DIRECTIONS: Return the records that follow unaltered. Omit every picture.

START INPUT FOR THIS TASK

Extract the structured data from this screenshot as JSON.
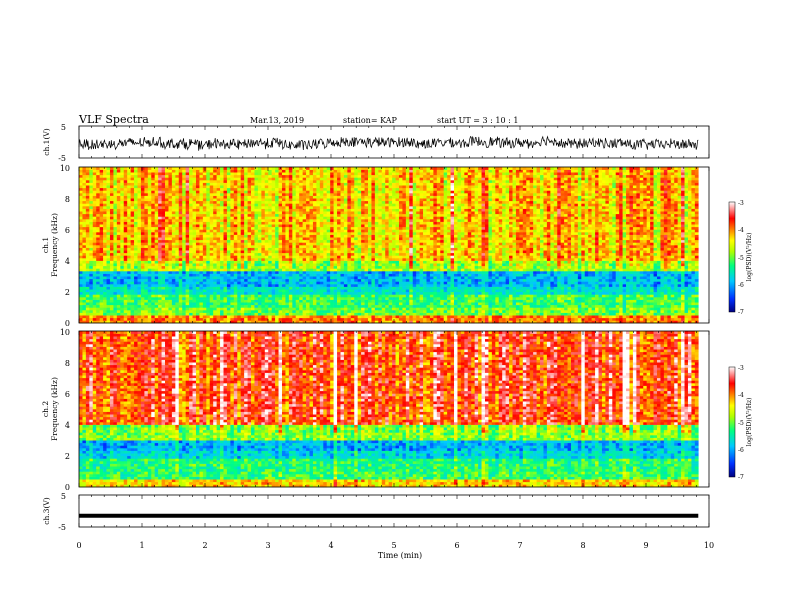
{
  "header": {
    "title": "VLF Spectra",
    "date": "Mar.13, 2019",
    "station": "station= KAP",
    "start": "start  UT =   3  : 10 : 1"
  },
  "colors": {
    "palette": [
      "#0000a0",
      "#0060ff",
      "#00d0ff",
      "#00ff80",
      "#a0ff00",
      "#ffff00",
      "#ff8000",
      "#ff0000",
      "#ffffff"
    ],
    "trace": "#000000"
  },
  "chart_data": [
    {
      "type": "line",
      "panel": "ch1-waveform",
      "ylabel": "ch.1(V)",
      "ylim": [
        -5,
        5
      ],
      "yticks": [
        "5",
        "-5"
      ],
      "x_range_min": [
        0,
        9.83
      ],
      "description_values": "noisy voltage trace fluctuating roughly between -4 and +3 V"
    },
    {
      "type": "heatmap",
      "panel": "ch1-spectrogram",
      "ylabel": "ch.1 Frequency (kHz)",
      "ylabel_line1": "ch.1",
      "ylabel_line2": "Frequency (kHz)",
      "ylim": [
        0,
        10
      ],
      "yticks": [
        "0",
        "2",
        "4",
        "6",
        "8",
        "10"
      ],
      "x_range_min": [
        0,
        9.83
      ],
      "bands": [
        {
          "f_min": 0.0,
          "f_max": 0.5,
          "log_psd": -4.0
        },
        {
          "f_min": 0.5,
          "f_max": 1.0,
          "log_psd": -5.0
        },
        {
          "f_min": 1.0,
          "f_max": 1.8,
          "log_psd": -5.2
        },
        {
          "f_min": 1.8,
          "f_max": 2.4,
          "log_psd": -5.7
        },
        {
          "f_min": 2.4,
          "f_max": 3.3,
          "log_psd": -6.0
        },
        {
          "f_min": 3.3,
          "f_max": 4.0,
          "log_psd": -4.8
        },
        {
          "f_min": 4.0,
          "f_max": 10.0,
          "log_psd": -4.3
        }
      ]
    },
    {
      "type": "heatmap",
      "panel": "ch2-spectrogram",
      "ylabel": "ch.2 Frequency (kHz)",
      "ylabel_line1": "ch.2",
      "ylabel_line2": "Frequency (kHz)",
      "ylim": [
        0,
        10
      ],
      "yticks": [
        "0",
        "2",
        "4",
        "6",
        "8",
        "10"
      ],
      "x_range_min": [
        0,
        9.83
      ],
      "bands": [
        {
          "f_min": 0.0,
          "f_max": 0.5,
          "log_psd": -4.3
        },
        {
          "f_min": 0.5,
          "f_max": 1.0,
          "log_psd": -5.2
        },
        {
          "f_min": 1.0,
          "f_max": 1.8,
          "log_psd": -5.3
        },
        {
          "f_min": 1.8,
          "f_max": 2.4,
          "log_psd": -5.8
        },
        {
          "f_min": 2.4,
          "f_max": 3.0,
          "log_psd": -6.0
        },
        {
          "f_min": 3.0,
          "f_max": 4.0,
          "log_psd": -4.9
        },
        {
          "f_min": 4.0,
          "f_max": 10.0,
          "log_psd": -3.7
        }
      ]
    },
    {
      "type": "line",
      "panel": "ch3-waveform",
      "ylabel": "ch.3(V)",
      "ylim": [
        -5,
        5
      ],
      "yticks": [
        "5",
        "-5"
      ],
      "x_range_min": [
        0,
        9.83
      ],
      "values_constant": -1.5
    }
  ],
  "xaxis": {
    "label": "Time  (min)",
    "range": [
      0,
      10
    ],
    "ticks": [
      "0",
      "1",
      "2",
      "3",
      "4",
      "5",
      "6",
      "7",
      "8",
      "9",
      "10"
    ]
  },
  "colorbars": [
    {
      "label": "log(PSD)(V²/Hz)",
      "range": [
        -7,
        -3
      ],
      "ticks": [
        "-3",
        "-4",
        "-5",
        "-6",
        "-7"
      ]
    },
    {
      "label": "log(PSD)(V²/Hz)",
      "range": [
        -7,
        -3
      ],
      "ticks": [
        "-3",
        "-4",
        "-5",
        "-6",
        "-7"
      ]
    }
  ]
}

END INPUT FOR THIS TASK

EXPECTED ANSWER:
Extract the structured data from this screenshot as JSON.
{
  "header": {
    "title": "VLF Spectra",
    "date": "Mar.13, 2019",
    "station": "station= KAP",
    "start": "start  UT =   3  : 10 : 1"
  },
  "colors": {
    "palette": [
      "#0000a0",
      "#0060ff",
      "#00d0ff",
      "#00ff80",
      "#a0ff00",
      "#ffff00",
      "#ff8000",
      "#ff0000",
      "#ffffff"
    ],
    "trace": "#000000"
  },
  "chart_data": [
    {
      "type": "line",
      "panel": "ch1-waveform",
      "ylabel": "ch.1(V)",
      "ylim": [
        -5,
        5
      ],
      "yticks": [
        "5",
        "-5"
      ],
      "x_range_min": [
        0,
        9.83
      ],
      "description_values": "noisy voltage trace fluctuating roughly between -4 and +3 V"
    },
    {
      "type": "heatmap",
      "panel": "ch1-spectrogram",
      "ylabel": "ch.1 Frequency (kHz)",
      "ylabel_line1": "ch.1",
      "ylabel_line2": "Frequency (kHz)",
      "ylim": [
        0,
        10
      ],
      "yticks": [
        "0",
        "2",
        "4",
        "6",
        "8",
        "10"
      ],
      "x_range_min": [
        0,
        9.83
      ],
      "bands": [
        {
          "f_min": 0.0,
          "f_max": 0.5,
          "log_psd": -4.0
        },
        {
          "f_min": 0.5,
          "f_max": 1.0,
          "log_psd": -5.0
        },
        {
          "f_min": 1.0,
          "f_max": 1.8,
          "log_psd": -5.2
        },
        {
          "f_min": 1.8,
          "f_max": 2.4,
          "log_psd": -5.7
        },
        {
          "f_min": 2.4,
          "f_max": 3.3,
          "log_psd": -6.0
        },
        {
          "f_min": 3.3,
          "f_max": 4.0,
          "log_psd": -4.8
        },
        {
          "f_min": 4.0,
          "f_max": 10.0,
          "log_psd": -4.3
        }
      ]
    },
    {
      "type": "heatmap",
      "panel": "ch2-spectrogram",
      "ylabel": "ch.2 Frequency (kHz)",
      "ylabel_line1": "ch.2",
      "ylabel_line2": "Frequency (kHz)",
      "ylim": [
        0,
        10
      ],
      "yticks": [
        "0",
        "2",
        "4",
        "6",
        "8",
        "10"
      ],
      "x_range_min": [
        0,
        9.83
      ],
      "bands": [
        {
          "f_min": 0.0,
          "f_max": 0.5,
          "log_psd": -4.3
        },
        {
          "f_min": 0.5,
          "f_max": 1.0,
          "log_psd": -5.2
        },
        {
          "f_min": 1.0,
          "f_max": 1.8,
          "log_psd": -5.3
        },
        {
          "f_min": 1.8,
          "f_max": 2.4,
          "log_psd": -5.8
        },
        {
          "f_min": 2.4,
          "f_max": 3.0,
          "log_psd": -6.0
        },
        {
          "f_min": 3.0,
          "f_max": 4.0,
          "log_psd": -4.9
        },
        {
          "f_min": 4.0,
          "f_max": 10.0,
          "log_psd": -3.7
        }
      ]
    },
    {
      "type": "line",
      "panel": "ch3-waveform",
      "ylabel": "ch.3(V)",
      "ylim": [
        -5,
        5
      ],
      "yticks": [
        "5",
        "-5"
      ],
      "x_range_min": [
        0,
        9.83
      ],
      "values_constant": -1.5
    }
  ],
  "xaxis": {
    "label": "Time  (min)",
    "range": [
      0,
      10
    ],
    "ticks": [
      "0",
      "1",
      "2",
      "3",
      "4",
      "5",
      "6",
      "7",
      "8",
      "9",
      "10"
    ]
  },
  "colorbars": [
    {
      "label": "log(PSD)(V²/Hz)",
      "range": [
        -7,
        -3
      ],
      "ticks": [
        "-3",
        "-4",
        "-5",
        "-6",
        "-7"
      ]
    },
    {
      "label": "log(PSD)(V²/Hz)",
      "range": [
        -7,
        -3
      ],
      "ticks": [
        "-3",
        "-4",
        "-5",
        "-6",
        "-7"
      ]
    }
  ]
}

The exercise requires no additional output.